### [Extrait]
══════
2. D'une part, en vertu de l'article L. 711-6 du code de l'entrée et du séjour des étrangers et du droit d'asile alors en vigueur, devenu l'article L. 511-7, l'Office français de protection des réfugiés et apatrides (OFPRA) met fin au statut de réfugié, sans remettre en cause la qualité de réfugié, lorsqu'il y a des raisons sérieuses de considérer que la présence en France de l'intéressé constitue une menace grave pour la sûreté de l'Etat ou lorsque l'intéressé a été condamné en dernier ressort en France, soit pour un crime, soit pour un délit constituant un acte de terrorisme ou une apologie publique d'un acte de terrorisme ou puni de dix ans d'emprisonnement, et que sa présence en France constitue une menace grave pour la société.
3. D'autre part, il résulte de l'article L. 511-8 du code de l'entrée et du séjour des étrangers et du droit d'asile que l'OFPRA cesse de reconnaître la qualité de réfugié et met fin par voie de conséquence au statut de réfugié d'une personne dans les cas énumérés à cet article, notamment lorsque, conformément au 5 de la section C de l'article 1er de la convention de Genève du 28 juillet 1951, les circonstances à la suite desquelles cette personne a été reconnue réfugiée ont cessé d'exister, de sorte qu'elle ne peut plus continuer à refuser de se réclamer de la protection du pays dont elle a la nationalité.
4. Il ressort des pièces du dossier soumis aux juges du fond que Mmes B... et C... A..., ressortissantes kosovares, ont obtenu le statut de réfugié en 2009, alors qu'elles étaient mineures, en application du principe de l'unité de la famille, ce statut ayant été octroyé à leurs parents. Par des décisions du 26 juin et du 21 octobre 2019 devenues définitives, l'OFPRA a retiré le statut de réfugié à leurs parents en application des dispositions mentionnées au point 2. Par deux décisions du 7 avril 2022, l'OFPRA a mis fin à leur statut de réfugiées sur le fondement des dispositions et stipulations mentionnées au point 3. Les requérantes se pourvoient en cassation contre les décisions du 22 décembre 2022 par lesquelles la Cour nationale du droit d'asile a rejeté leurs recours contre ces décisions
5. En premier lieu, aux termes des dispositions de l'article R. 131-7 du code de l'entrée et du séjour des étrangers et du droit d'asile : " La grande formation de la cour comprend la formation de jugement saisie du recours, complétée par le vice-président ou le plus ancien des vice-présidents ou un président de section ou de chambre, deux assesseurs choisis parmi les personnalités mentionnées au 2° de l'article L. 732-1 et deux assesseurs choisis parmi les personnalités mentionnées au 3° du même article. / (...) Elle est présidée par le président de la cour et, en cas d'empêchement, par le vice-président ou le plus ancien des vice-présidents. / Les membres qui complètent ainsi la formation de jugement saisie du recours sont désignés selon un tableau établi annuellement (...) ".
══════
### [Entrées de données]

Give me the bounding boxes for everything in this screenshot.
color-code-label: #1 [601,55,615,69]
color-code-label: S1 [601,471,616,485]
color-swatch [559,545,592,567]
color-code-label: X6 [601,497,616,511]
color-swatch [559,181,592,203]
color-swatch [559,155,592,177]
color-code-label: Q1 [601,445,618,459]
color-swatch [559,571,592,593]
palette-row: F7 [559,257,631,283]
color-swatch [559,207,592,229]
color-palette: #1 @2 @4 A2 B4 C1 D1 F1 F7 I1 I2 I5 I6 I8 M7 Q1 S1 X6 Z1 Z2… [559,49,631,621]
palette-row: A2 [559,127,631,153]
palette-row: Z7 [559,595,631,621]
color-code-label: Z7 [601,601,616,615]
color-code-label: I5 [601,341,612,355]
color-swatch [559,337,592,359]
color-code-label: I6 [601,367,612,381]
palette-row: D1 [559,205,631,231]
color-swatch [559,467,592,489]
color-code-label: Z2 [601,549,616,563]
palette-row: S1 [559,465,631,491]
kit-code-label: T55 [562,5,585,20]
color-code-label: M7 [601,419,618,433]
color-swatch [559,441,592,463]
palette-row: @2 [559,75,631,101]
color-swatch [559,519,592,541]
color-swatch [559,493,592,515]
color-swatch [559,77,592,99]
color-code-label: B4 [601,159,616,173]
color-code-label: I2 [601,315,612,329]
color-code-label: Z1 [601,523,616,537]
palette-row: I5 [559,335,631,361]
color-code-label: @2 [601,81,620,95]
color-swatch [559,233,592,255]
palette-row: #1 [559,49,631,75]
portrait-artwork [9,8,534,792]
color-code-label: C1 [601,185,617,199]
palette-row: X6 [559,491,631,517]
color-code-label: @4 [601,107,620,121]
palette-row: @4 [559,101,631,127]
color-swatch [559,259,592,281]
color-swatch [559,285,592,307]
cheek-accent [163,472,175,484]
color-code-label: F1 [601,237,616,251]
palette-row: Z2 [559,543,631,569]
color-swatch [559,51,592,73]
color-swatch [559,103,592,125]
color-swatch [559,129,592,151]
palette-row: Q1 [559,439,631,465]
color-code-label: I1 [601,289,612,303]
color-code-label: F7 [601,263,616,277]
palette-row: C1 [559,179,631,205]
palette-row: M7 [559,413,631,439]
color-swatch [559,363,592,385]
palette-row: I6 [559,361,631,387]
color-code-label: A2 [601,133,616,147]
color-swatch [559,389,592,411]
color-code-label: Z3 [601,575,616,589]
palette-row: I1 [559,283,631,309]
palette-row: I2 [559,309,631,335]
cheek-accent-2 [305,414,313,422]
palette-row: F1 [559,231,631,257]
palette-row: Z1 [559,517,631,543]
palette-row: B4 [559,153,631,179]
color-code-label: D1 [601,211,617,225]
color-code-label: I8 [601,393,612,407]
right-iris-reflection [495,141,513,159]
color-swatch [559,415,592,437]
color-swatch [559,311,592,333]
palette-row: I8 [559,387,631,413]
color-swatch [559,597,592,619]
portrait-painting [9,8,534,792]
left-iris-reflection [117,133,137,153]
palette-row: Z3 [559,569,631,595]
══════
### [À faire]
1. Recopiez à l'identique les entrées, depuis la toute première jusqu'à la ligne qui contient « palette-row: A2 [559,127,631,153] », cette dernière comprise.
2. Rédigez la suite du texte sur la fin du statut de réfugié, en partant de là où il s'arrête.

### [Tâches corrigées]
1.
Give me the bounding boxes for everything in this screenshot.
color-code-label: #1 [601,55,615,69]
color-code-label: S1 [601,471,616,485]
color-swatch [559,545,592,567]
color-code-label: X6 [601,497,616,511]
color-swatch [559,181,592,203]
color-swatch [559,155,592,177]
color-code-label: Q1 [601,445,618,459]
color-swatch [559,571,592,593]
palette-row: F7 [559,257,631,283]
color-swatch [559,207,592,229]
color-palette: #1 @2 @4 A2 B4 C1 D1 F1 F7 I1 I2 I5 I6 I8 M7 Q1 S1 X6 Z1 Z2… [559,49,631,621]
palette-row: A2 [559,127,631,153]

2.
6. La seule circonstance qu'un membre de la formation de jugement saisie initialement du recours soit absent lorsque la grande formation de la Cour se prononce sur ce recours n'est pas de nature à entacher d'irrégularité la composition de celle-ci. Par suite, le moyen tiré de ce que la Cour nationale du droit d'asile a pris sa décision en siégeant dans une formation irrégulière doit être écarté.
7. En second lieu, les principes généraux du droit applicables aux réfugiés, résultant notamment des stipulations de la Convention de Genève, imposent, en vue d'assurer pleinement au réfugié la protection prévue par cette convention, que la même qualité soit reconnue à la personne de même nationalité qui était unie par le mariage à un réfugié à la date à laquelle celui-ci a demandé son admission au statut, ainsi qu'aux enfants mineurs de ce réfugié.
8. Le retrait du statut de réfugié, en application de l'article L. 711-6 du code de l'entrée et du séjour des étrangers et du droit d'asile devenu L. 511-7 du même code, aux parents d'une personne s'étant vu reconnaître le statut de réfugié au titre de l'unité de famille constitue un changement des circonstances ayant justifié la reconnaissance de cette qualité à cette personne au sens des dispositions et des stipulations citées au point 3. Il appartient, dès lors, à l'Office français de protection des réfugiés et apatrides puis, le cas échéant, à la Cour nationale du droit d'asile, d'apprécier, compte tenu de ce changement et au regard de l'ensemble des circonstances de l'espèce, si l'intéressé, doit continuer à bénéficier de la protection qui lui avait été accordée.
9. Pour rejeter les requêtes de Mmes B... et C... A..., la Cour a pu, sans erreur de droit, estimer, d'une part, que le retrait du statut de réfugié à leurs parents, en application des dispositions de l'article L. 711-6 du code de l'entrée et du séjour des étrangers et du droit d'asile alors en vigueur, constituait un changement des circonstances ayant justifié la reconnaissance de cette qualité à leur bénéfice et, d'autre part, que ni les pièces du dossier ni les déclarations des requérantes ne permettaient de tenir pour fondées les craintes personnelles et actuelles qu'elles invoquaient en cas de retour au Kosovo ou en Serbie.
10. Il résulte de tout ce qui précède que les requérantes ne sont pas fondées à demander l'annulation des décisions qu'elles attaquent.
11. Les dispositions de l'article L. 761-1 du code de justice administrative font obstacle à ce qu'une somme soit mise à la charge de l'OFPRA qui n'est pas, dans la présente instance, la partie perdante.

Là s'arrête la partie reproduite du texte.